►

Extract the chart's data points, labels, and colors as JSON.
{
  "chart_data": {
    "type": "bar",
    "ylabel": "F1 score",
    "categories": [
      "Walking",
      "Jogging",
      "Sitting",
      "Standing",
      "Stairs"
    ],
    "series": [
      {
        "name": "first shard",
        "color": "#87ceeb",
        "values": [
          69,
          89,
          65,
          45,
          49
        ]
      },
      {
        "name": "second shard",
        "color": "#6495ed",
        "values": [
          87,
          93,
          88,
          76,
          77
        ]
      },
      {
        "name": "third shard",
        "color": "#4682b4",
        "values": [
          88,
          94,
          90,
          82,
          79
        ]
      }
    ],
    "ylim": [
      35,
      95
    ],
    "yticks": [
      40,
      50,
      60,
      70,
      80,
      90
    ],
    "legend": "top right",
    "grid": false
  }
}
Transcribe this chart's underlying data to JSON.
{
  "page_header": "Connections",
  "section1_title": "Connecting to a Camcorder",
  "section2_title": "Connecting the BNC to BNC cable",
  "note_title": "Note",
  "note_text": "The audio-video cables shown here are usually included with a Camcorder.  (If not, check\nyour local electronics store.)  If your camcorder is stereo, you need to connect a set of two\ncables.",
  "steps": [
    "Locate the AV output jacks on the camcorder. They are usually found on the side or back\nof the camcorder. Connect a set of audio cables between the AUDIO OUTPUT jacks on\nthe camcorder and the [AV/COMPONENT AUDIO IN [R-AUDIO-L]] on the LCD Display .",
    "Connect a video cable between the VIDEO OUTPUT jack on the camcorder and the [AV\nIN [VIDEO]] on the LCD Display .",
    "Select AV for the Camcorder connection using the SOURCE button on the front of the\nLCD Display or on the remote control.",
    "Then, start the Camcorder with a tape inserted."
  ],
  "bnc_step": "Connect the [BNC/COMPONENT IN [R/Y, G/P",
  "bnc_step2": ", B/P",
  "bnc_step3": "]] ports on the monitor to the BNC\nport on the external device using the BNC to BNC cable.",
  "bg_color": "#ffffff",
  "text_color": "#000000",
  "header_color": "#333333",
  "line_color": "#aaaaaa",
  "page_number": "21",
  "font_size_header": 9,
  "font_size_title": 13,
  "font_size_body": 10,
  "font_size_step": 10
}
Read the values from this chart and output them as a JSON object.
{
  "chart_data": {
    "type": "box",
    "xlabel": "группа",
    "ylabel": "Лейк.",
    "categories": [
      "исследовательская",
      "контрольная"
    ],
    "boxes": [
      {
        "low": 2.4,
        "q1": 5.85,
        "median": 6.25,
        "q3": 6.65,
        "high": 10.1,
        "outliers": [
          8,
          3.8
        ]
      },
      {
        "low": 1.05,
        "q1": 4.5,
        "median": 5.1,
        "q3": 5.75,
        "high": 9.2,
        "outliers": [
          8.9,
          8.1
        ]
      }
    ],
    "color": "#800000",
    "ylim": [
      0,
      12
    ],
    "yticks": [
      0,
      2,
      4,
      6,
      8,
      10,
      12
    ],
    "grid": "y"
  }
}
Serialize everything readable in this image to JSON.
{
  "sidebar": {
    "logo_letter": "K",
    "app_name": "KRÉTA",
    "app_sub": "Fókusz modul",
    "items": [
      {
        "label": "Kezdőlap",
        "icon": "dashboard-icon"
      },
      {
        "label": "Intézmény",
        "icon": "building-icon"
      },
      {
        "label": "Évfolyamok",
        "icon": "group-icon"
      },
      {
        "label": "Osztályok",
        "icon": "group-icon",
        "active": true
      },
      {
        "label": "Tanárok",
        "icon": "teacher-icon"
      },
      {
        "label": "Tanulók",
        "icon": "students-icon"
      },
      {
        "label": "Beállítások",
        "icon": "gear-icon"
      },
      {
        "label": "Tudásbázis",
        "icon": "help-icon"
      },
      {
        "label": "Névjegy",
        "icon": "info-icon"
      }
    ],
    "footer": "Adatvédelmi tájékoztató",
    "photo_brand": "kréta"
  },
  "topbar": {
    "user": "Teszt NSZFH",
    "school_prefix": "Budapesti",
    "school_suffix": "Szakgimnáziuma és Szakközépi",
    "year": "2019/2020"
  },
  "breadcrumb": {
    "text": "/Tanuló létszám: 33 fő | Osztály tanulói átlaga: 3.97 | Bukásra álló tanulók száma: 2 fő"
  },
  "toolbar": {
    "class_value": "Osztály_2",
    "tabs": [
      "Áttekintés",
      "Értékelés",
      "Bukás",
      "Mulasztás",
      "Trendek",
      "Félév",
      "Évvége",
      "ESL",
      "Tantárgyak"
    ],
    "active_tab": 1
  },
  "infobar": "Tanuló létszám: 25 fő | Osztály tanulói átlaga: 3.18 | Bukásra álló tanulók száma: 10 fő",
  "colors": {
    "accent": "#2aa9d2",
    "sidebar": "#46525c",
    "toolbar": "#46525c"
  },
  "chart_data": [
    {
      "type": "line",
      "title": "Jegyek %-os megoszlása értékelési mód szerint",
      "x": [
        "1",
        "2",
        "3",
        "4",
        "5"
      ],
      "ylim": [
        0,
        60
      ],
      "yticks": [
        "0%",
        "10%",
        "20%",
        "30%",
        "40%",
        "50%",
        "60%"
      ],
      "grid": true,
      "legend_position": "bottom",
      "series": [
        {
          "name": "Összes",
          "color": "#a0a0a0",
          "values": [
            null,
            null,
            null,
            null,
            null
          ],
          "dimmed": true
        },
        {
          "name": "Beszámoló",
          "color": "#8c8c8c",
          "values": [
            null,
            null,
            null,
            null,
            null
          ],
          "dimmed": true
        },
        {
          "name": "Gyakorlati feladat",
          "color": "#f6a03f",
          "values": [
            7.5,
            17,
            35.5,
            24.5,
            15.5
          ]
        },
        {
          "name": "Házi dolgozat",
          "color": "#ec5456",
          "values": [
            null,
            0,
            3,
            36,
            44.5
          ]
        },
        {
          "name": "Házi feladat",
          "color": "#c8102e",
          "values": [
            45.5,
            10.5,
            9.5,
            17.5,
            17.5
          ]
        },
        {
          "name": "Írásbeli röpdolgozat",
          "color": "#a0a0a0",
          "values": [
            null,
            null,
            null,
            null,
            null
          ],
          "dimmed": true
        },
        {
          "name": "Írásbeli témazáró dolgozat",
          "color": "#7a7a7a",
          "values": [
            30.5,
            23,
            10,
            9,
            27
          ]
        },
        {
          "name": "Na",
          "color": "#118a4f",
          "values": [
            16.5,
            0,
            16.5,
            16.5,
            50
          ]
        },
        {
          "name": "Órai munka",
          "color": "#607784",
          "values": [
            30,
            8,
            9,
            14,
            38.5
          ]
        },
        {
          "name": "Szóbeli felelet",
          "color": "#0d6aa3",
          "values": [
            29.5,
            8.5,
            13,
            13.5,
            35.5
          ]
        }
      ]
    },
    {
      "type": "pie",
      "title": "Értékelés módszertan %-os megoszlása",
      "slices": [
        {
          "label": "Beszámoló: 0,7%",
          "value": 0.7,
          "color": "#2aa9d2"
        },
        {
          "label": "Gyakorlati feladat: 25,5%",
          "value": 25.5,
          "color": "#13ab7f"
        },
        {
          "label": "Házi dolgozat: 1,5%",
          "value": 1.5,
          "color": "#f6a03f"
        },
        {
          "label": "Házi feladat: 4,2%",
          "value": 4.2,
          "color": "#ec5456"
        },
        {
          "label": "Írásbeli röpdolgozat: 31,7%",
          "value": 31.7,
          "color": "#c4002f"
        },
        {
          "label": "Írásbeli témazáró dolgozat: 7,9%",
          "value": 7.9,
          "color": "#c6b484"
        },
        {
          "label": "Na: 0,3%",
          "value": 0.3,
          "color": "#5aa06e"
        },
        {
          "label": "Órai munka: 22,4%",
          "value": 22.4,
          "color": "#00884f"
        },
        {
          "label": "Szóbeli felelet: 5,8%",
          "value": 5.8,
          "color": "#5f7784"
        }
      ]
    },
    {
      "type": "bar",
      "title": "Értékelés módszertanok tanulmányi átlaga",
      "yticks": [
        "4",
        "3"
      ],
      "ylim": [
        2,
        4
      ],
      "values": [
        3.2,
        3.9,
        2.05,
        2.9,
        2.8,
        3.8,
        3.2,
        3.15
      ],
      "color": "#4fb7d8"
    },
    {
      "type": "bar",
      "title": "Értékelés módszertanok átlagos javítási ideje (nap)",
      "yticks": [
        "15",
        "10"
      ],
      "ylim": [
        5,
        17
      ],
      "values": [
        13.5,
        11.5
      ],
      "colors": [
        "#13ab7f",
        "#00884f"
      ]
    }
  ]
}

◄

Scan the lines for the string "audio". Pick out every line that has it.

* [Exercise solution]:
  "note_text": "The audio-video cables shown here are usually included with a Camcorder.  (If not, check\nyour local electronics store.)  If your camcorder is stereo, you need to connect a set of two\ncables.",
    "Locate the AV output jacks on the camcorder. They are usually found on the side or back\nof the camcorder. Connect a set of audio cables between the AUDIO OUTPUT jacks on\nthe camcorder and the [AV/COMPONENT AUDIO IN [R-AUDIO-L]] on the LCD Display .",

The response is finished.